Items listed in a dataset
+++

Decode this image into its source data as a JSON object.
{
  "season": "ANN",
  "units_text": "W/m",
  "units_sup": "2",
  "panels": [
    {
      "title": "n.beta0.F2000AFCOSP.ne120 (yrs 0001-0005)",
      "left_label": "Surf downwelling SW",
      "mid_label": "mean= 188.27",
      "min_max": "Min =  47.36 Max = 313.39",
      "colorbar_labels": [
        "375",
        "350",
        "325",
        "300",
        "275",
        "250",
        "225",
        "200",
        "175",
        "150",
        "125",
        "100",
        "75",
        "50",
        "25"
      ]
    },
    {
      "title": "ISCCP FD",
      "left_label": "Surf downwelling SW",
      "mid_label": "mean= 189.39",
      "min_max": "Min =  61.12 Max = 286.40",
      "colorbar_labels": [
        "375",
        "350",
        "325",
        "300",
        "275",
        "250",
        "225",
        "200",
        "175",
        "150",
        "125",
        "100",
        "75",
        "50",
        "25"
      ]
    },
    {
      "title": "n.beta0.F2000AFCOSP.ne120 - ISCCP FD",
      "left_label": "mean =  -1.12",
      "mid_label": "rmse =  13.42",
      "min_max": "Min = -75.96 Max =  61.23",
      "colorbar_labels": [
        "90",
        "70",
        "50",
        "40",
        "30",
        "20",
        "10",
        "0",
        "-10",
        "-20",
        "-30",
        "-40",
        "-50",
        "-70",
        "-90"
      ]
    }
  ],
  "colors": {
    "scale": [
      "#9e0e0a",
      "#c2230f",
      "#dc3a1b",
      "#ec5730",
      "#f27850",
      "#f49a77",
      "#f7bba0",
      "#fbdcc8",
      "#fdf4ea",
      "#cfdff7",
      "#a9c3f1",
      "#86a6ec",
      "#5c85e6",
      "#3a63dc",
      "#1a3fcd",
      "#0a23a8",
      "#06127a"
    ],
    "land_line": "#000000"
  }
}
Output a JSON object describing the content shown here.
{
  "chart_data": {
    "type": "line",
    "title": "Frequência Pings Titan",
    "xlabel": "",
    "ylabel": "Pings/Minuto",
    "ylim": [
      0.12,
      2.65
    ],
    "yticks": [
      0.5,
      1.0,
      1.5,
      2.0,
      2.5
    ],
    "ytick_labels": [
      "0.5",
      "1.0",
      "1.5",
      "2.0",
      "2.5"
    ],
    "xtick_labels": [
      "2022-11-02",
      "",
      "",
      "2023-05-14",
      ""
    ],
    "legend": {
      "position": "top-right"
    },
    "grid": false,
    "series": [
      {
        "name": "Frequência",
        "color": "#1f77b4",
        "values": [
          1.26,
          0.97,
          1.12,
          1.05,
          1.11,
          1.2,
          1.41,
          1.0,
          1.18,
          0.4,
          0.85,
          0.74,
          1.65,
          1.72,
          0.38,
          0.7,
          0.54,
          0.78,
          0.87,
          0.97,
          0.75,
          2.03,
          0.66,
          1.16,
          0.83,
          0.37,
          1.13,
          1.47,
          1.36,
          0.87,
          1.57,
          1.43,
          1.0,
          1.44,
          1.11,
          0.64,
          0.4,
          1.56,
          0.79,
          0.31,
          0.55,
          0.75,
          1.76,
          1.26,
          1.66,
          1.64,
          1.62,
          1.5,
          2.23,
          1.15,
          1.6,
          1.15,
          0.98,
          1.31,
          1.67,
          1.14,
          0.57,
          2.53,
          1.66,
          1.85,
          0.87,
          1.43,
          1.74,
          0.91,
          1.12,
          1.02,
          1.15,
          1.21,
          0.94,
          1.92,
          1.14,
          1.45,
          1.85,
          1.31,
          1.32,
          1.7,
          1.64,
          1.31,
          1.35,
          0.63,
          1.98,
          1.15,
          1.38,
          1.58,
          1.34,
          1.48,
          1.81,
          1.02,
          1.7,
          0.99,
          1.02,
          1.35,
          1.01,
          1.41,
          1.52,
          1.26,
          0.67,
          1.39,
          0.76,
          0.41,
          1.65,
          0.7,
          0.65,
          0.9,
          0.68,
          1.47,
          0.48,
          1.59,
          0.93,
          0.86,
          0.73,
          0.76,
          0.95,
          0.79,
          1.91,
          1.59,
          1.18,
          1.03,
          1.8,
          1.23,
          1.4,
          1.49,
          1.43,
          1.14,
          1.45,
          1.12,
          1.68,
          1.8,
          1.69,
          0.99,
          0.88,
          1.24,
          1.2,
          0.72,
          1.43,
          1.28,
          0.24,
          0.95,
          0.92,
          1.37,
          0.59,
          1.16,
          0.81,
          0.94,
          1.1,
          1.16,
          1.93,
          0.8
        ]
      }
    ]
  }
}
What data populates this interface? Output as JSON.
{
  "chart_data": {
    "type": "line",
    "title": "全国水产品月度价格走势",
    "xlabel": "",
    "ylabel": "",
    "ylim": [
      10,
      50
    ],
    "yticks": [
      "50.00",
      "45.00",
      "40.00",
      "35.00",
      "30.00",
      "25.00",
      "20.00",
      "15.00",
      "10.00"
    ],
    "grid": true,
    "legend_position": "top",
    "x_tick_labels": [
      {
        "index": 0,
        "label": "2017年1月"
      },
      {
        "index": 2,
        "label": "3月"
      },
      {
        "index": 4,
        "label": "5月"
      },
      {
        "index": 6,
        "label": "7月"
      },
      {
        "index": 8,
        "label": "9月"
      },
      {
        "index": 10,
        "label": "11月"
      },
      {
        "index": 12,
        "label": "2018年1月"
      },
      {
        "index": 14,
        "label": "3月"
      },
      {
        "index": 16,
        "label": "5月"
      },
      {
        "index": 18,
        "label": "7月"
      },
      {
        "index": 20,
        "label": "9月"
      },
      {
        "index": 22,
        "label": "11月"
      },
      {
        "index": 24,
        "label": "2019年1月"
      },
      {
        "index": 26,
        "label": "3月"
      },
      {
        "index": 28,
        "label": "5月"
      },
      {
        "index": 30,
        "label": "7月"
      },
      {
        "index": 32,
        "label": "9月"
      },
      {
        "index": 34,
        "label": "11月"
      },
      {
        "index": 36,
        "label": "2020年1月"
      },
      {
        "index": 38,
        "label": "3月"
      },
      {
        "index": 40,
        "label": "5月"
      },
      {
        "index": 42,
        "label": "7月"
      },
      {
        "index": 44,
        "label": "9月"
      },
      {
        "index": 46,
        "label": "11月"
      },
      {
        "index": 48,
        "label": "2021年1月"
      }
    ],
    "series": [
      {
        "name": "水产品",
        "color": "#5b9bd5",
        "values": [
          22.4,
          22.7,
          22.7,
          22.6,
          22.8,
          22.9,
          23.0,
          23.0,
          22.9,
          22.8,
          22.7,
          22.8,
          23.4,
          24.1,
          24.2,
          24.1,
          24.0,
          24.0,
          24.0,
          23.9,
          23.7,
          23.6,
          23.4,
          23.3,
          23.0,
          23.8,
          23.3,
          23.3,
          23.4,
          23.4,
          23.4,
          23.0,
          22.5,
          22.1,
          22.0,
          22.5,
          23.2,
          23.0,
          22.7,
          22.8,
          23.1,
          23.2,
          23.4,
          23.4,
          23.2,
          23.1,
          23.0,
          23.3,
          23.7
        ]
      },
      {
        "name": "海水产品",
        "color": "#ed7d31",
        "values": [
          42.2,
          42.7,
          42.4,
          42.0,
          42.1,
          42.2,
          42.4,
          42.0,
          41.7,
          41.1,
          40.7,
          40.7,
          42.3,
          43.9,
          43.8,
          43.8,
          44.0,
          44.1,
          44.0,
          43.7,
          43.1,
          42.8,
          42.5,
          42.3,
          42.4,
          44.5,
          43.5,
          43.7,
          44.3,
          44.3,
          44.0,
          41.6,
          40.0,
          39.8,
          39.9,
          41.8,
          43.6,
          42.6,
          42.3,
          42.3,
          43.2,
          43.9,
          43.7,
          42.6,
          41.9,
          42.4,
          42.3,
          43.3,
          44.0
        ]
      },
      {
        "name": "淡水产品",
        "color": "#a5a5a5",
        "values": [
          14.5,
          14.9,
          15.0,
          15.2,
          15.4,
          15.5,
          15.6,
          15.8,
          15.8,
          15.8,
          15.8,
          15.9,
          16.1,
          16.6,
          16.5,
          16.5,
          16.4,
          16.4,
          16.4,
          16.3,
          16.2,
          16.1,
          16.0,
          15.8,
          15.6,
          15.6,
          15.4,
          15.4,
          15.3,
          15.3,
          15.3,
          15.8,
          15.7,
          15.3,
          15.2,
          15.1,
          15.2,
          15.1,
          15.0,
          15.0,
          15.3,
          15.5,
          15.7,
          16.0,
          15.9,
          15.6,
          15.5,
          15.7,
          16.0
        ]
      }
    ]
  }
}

+++

#### Problem to work on
Write down every line of the data above that includes the string "name".

#### Problem solution
        "name": "Frequência",
        "name": "水产品",
        "name": "海水产品",
        "name": "淡水产品",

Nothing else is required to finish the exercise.